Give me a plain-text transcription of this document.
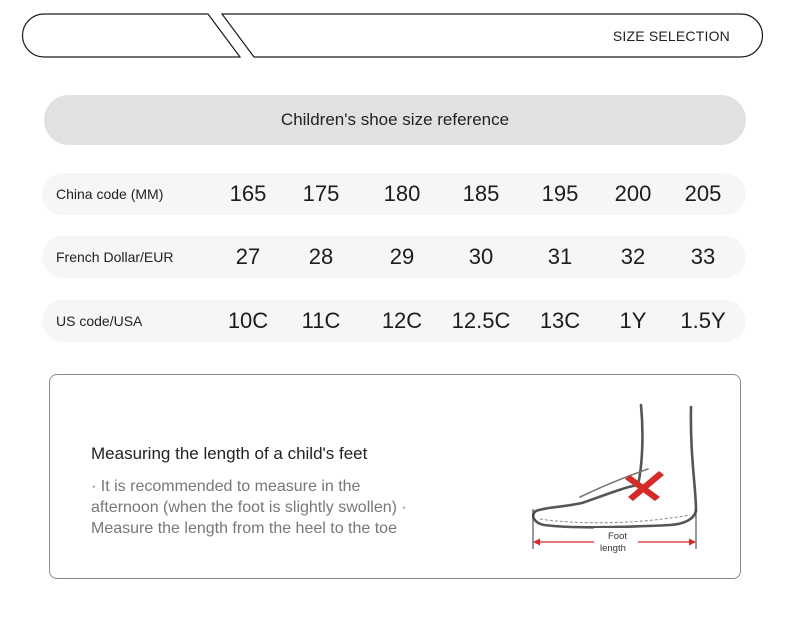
SIZE SELECTION
Children's shoe size reference
China code (MM)	165	175	180	185	195	200	205
French Dollar/EUR	27	28	29	30	31	32	33
US code/USA	10C	11C	12C	12.5C	13C	1Y	1.5Y
Measuring the length of a child's feet
· It is recommended to measure in the
afternoon (when the foot is slightly swollen) ·
Measure the length from the heel to the toe	Foot
length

========

### What is required
Quote the records in their entirety, keeping the wording exact and excluding pictures.

### Complete response
Give me a plain-text transcription of this document.
SIZE SELECTION
Children's shoe size reference
China code (MM)	165	175	180	185	195	200	205
French Dollar/EUR	27	28	29	30	31	32	33
US code/USA	10C	11C	12C	12.5C	13C	1Y	1.5Y
Measuring the length of a child's feet
· It is recommended to measure in the
afternoon (when the foot is slightly swollen) ·
Measure the length from the heel to the toe	Foot
length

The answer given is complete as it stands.